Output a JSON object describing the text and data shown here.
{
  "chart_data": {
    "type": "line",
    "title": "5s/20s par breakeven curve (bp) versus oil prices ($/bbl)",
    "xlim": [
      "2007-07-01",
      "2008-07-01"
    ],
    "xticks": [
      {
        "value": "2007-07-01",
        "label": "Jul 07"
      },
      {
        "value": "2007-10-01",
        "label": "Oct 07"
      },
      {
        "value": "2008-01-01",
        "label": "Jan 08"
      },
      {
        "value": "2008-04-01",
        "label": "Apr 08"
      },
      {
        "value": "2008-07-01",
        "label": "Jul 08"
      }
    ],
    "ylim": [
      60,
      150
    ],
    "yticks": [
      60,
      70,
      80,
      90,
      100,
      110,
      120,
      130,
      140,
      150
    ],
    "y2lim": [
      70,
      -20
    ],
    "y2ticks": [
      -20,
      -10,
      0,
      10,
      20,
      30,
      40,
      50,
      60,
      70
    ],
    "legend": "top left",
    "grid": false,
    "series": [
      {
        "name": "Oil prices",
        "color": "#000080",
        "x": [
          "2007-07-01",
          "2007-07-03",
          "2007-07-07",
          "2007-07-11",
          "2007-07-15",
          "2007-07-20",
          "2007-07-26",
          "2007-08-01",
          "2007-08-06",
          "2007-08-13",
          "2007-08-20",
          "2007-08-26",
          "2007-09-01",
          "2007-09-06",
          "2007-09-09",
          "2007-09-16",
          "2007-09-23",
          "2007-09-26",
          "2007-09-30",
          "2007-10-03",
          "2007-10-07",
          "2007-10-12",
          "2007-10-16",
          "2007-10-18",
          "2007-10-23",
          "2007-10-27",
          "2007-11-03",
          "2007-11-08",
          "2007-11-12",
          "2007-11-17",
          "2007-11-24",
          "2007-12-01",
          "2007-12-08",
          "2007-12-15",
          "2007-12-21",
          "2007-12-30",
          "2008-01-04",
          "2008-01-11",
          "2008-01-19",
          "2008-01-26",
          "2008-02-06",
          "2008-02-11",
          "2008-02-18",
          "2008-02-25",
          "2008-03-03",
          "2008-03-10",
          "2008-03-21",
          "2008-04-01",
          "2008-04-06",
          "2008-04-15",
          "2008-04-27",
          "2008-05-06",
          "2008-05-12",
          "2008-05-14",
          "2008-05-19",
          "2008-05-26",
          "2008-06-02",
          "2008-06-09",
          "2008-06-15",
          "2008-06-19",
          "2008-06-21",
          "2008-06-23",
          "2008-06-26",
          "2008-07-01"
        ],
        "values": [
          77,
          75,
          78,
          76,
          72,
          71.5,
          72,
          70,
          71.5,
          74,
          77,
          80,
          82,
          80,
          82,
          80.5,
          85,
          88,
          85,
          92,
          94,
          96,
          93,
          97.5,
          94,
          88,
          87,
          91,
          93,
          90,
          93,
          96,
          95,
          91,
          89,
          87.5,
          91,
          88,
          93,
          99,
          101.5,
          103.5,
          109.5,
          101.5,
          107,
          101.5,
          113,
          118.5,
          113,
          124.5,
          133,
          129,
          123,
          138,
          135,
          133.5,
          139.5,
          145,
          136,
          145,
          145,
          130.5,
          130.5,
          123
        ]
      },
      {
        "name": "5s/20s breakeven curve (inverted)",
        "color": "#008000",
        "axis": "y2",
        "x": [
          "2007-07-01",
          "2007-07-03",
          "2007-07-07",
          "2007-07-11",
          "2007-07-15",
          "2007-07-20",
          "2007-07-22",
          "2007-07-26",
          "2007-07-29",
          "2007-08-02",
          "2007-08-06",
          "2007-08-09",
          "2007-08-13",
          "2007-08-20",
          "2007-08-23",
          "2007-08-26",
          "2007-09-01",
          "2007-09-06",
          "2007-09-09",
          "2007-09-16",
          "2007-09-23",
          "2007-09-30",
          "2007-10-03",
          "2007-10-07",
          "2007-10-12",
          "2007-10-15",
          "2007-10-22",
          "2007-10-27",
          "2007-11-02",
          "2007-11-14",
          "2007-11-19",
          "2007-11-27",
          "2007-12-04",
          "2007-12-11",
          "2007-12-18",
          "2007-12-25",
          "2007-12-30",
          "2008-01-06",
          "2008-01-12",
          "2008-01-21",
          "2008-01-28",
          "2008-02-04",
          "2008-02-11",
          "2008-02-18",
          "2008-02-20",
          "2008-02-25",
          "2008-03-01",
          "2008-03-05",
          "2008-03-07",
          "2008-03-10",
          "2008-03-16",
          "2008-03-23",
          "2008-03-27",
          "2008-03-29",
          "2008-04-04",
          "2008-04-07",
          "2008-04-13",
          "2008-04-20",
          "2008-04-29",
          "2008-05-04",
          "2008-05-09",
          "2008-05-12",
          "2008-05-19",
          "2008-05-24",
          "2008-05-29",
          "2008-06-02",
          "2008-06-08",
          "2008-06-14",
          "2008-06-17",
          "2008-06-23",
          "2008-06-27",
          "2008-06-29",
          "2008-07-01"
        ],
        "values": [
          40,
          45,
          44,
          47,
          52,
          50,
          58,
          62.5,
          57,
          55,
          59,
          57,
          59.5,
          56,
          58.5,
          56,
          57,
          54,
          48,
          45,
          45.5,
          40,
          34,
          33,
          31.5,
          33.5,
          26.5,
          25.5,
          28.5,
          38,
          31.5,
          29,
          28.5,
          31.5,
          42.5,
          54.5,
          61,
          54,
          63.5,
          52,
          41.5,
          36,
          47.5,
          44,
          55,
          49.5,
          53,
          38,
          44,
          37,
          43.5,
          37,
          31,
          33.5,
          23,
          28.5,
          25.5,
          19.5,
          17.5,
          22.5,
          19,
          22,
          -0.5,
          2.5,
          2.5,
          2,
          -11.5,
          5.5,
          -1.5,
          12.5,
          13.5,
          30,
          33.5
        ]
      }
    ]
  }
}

========================================================================

Reproduce the complete data exactly as presented above.

## Result for this exercise
Output a JSON object describing the text and data shown here.
{
  "chart_data": {
    "type": "line",
    "title": "5s/20s par breakeven curve (bp) versus oil prices ($/bbl)",
    "xlim": [
      "2007-07-01",
      "2008-07-01"
    ],
    "xticks": [
      {
        "value": "2007-07-01",
        "label": "Jul 07"
      },
      {
        "value": "2007-10-01",
        "label": "Oct 07"
      },
      {
        "value": "2008-01-01",
        "label": "Jan 08"
      },
      {
        "value": "2008-04-01",
        "label": "Apr 08"
      },
      {
        "value": "2008-07-01",
        "label": "Jul 08"
      }
    ],
    "ylim": [
      60,
      150
    ],
    "yticks": [
      60,
      70,
      80,
      90,
      100,
      110,
      120,
      130,
      140,
      150
    ],
    "y2lim": [
      70,
      -20
    ],
    "y2ticks": [
      -20,
      -10,
      0,
      10,
      20,
      30,
      40,
      50,
      60,
      70
    ],
    "legend": "top left",
    "grid": false,
    "series": [
      {
        "name": "Oil prices",
        "color": "#000080",
        "x": [
          "2007-07-01",
          "2007-07-03",
          "2007-07-07",
          "2007-07-11",
          "2007-07-15",
          "2007-07-20",
          "2007-07-26",
          "2007-08-01",
          "2007-08-06",
          "2007-08-13",
          "2007-08-20",
          "2007-08-26",
          "2007-09-01",
          "2007-09-06",
          "2007-09-09",
          "2007-09-16",
          "2007-09-23",
          "2007-09-26",
          "2007-09-30",
          "2007-10-03",
          "2007-10-07",
          "2007-10-12",
          "2007-10-16",
          "2007-10-18",
          "2007-10-23",
          "2007-10-27",
          "2007-11-03",
          "2007-11-08",
          "2007-11-12",
          "2007-11-17",
          "2007-11-24",
          "2007-12-01",
          "2007-12-08",
          "2007-12-15",
          "2007-12-21",
          "2007-12-30",
          "2008-01-04",
          "2008-01-11",
          "2008-01-19",
          "2008-01-26",
          "2008-02-06",
          "2008-02-11",
          "2008-02-18",
          "2008-02-25",
          "2008-03-03",
          "2008-03-10",
          "2008-03-21",
          "2008-04-01",
          "2008-04-06",
          "2008-04-15",
          "2008-04-27",
          "2008-05-06",
          "2008-05-12",
          "2008-05-14",
          "2008-05-19",
          "2008-05-26",
          "2008-06-02",
          "2008-06-09",
          "2008-06-15",
          "2008-06-19",
          "2008-06-21",
          "2008-06-23",
          "2008-06-26",
          "2008-07-01"
        ],
        "values": [
          77,
          75,
          78,
          76,
          72,
          71.5,
          72,
          70,
          71.5,
          74,
          77,
          80,
          82,
          80,
          82,
          80.5,
          85,
          88,
          85,
          92,
          94,
          96,
          93,
          97.5,
          94,
          88,
          87,
          91,
          93,
          90,
          93,
          96,
          95,
          91,
          89,
          87.5,
          91,
          88,
          93,
          99,
          101.5,
          103.5,
          109.5,
          101.5,
          107,
          101.5,
          113,
          118.5,
          113,
          124.5,
          133,
          129,
          123,
          138,
          135,
          133.5,
          139.5,
          145,
          136,
          145,
          145,
          130.5,
          130.5,
          123
        ]
      },
      {
        "name": "5s/20s breakeven curve (inverted)",
        "color": "#008000",
        "axis": "y2",
        "x": [
          "2007-07-01",
          "2007-07-03",
          "2007-07-07",
          "2007-07-11",
          "2007-07-15",
          "2007-07-20",
          "2007-07-22",
          "2007-07-26",
          "2007-07-29",
          "2007-08-02",
          "2007-08-06",
          "2007-08-09",
          "2007-08-13",
          "2007-08-20",
          "2007-08-23",
          "2007-08-26",
          "2007-09-01",
          "2007-09-06",
          "2007-09-09",
          "2007-09-16",
          "2007-09-23",
          "2007-09-30",
          "2007-10-03",
          "2007-10-07",
          "2007-10-12",
          "2007-10-15",
          "2007-10-22",
          "2007-10-27",
          "2007-11-02",
          "2007-11-14",
          "2007-11-19",
          "2007-11-27",
          "2007-12-04",
          "2007-12-11",
          "2007-12-18",
          "2007-12-25",
          "2007-12-30",
          "2008-01-06",
          "2008-01-12",
          "2008-01-21",
          "2008-01-28",
          "2008-02-04",
          "2008-02-11",
          "2008-02-18",
          "2008-02-20",
          "2008-02-25",
          "2008-03-01",
          "2008-03-05",
          "2008-03-07",
          "2008-03-10",
          "2008-03-16",
          "2008-03-23",
          "2008-03-27",
          "2008-03-29",
          "2008-04-04",
          "2008-04-07",
          "2008-04-13",
          "2008-04-20",
          "2008-04-29",
          "2008-05-04",
          "2008-05-09",
          "2008-05-12",
          "2008-05-19",
          "2008-05-24",
          "2008-05-29",
          "2008-06-02",
          "2008-06-08",
          "2008-06-14",
          "2008-06-17",
          "2008-06-23",
          "2008-06-27",
          "2008-06-29",
          "2008-07-01"
        ],
        "values": [
          40,
          45,
          44,
          47,
          52,
          50,
          58,
          62.5,
          57,
          55,
          59,
          57,
          59.5,
          56,
          58.5,
          56,
          57,
          54,
          48,
          45,
          45.5,
          40,
          34,
          33,
          31.5,
          33.5,
          26.5,
          25.5,
          28.5,
          38,
          31.5,
          29,
          28.5,
          31.5,
          42.5,
          54.5,
          61,
          54,
          63.5,
          52,
          41.5,
          36,
          47.5,
          44,
          55,
          49.5,
          53,
          38,
          44,
          37,
          43.5,
          37,
          31,
          33.5,
          23,
          28.5,
          25.5,
          19.5,
          17.5,
          22.5,
          19,
          22,
          -0.5,
          2.5,
          2.5,
          2,
          -11.5,
          5.5,
          -1.5,
          12.5,
          13.5,
          30,
          33.5
        ]
      }
    ]
  }
}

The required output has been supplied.